Items listed in a dataset:

- - - -

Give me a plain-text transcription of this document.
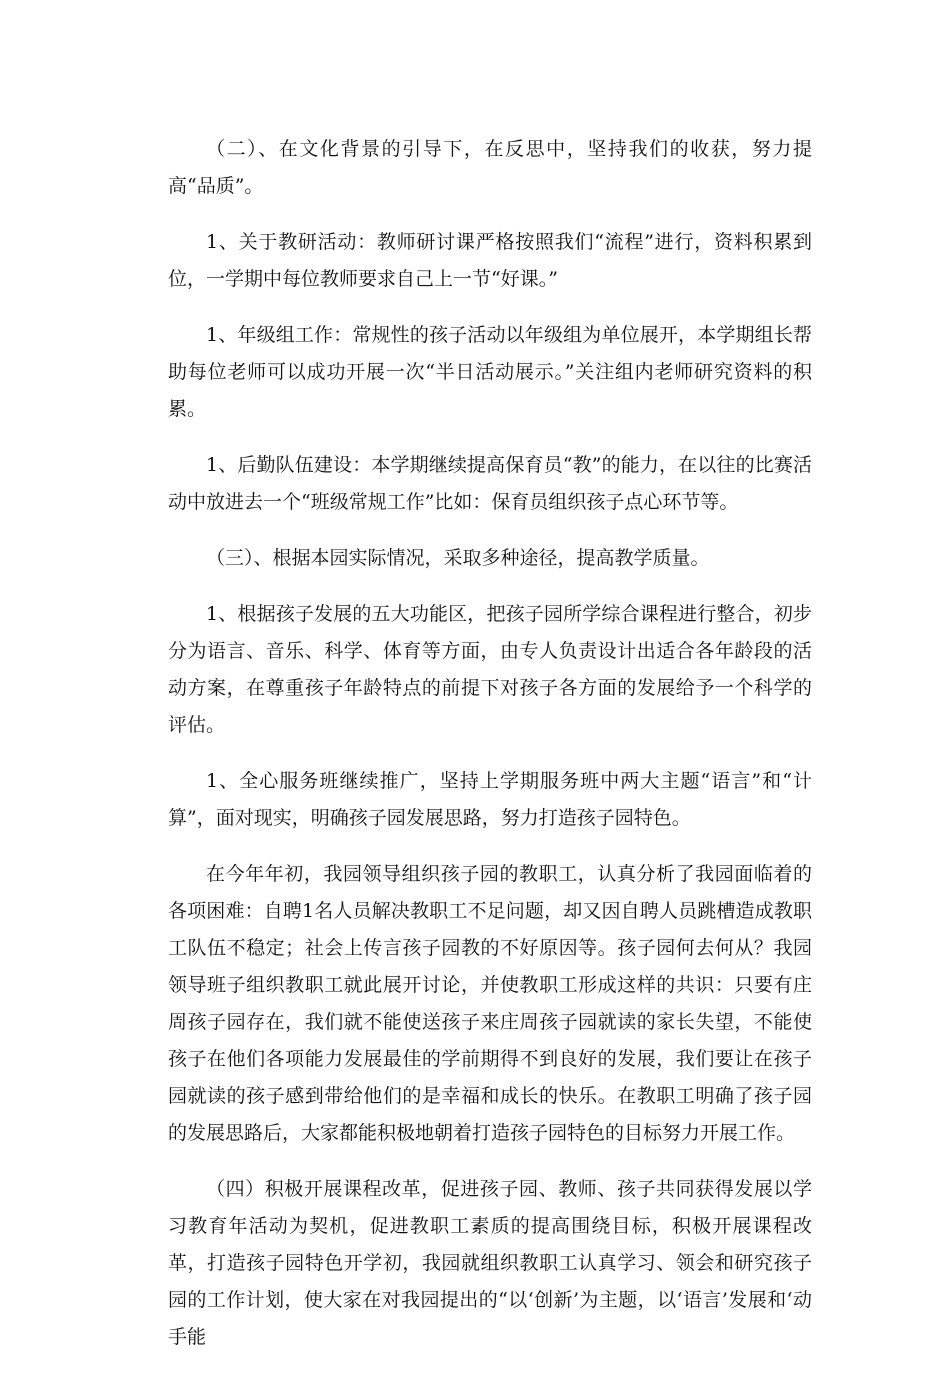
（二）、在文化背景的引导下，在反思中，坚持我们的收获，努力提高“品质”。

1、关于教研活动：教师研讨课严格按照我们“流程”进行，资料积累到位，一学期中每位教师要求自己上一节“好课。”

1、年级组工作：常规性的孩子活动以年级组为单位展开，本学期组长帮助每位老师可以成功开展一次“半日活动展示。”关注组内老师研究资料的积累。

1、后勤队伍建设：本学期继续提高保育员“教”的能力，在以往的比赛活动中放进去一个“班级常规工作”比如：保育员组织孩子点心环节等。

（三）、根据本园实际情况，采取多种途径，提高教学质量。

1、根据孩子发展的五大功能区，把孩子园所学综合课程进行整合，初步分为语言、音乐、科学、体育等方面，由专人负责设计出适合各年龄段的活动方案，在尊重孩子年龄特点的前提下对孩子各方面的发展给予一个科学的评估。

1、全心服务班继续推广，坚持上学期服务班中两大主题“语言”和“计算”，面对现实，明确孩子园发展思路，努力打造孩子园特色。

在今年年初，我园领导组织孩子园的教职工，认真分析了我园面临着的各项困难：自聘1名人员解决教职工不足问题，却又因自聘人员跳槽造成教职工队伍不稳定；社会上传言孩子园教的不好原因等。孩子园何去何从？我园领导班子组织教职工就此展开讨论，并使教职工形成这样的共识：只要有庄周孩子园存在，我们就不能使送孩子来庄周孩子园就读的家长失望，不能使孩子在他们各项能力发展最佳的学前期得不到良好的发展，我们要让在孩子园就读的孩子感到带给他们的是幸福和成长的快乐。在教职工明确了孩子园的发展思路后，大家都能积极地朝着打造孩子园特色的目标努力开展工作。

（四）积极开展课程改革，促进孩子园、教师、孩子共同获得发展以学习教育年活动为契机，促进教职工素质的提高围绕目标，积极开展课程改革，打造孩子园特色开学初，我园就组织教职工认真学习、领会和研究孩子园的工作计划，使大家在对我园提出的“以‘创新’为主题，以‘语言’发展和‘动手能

- - - -

JOB:
Set down the material above as is, without any pictures.

ANSWER TO THE EXERCISE:
Give me a plain-text transcription of this document.
（二）、在文化背景的引导下，在反思中，坚持我们的收获，努力提高“品质”。

1、关于教研活动：教师研讨课严格按照我们“流程”进行，资料积累到位，一学期中每位教师要求自己上一节“好课。”

1、年级组工作：常规性的孩子活动以年级组为单位展开，本学期组长帮助每位老师可以成功开展一次“半日活动展示。”关注组内老师研究资料的积累。

1、后勤队伍建设：本学期继续提高保育员“教”的能力，在以往的比赛活动中放进去一个“班级常规工作”比如：保育员组织孩子点心环节等。

（三）、根据本园实际情况，采取多种途径，提高教学质量。

1、根据孩子发展的五大功能区，把孩子园所学综合课程进行整合，初步分为语言、音乐、科学、体育等方面，由专人负责设计出适合各年龄段的活动方案，在尊重孩子年龄特点的前提下对孩子各方面的发展给予一个科学的评估。

1、全心服务班继续推广，坚持上学期服务班中两大主题“语言”和“计算”，面对现实，明确孩子园发展思路，努力打造孩子园特色。

在今年年初，我园领导组织孩子园的教职工，认真分析了我园面临着的各项困难：自聘1名人员解决教职工不足问题，却又因自聘人员跳槽造成教职工队伍不稳定；社会上传言孩子园教的不好原因等。孩子园何去何从？我园领导班子组织教职工就此展开讨论，并使教职工形成这样的共识：只要有庄周孩子园存在，我们就不能使送孩子来庄周孩子园就读的家长失望，不能使孩子在他们各项能力发展最佳的学前期得不到良好的发展，我们要让在孩子园就读的孩子感到带给他们的是幸福和成长的快乐。在教职工明确了孩子园的发展思路后，大家都能积极地朝着打造孩子园特色的目标努力开展工作。

（四）积极开展课程改革，促进孩子园、教师、孩子共同获得发展以学习教育年活动为契机，促进教职工素质的提高围绕目标，积极开展课程改革，打造孩子园特色开学初，我园就组织教职工认真学习、领会和研究孩子园的工作计划，使大家在对我园提出的“以‘创新’为主题，以‘语言’发展和‘动手能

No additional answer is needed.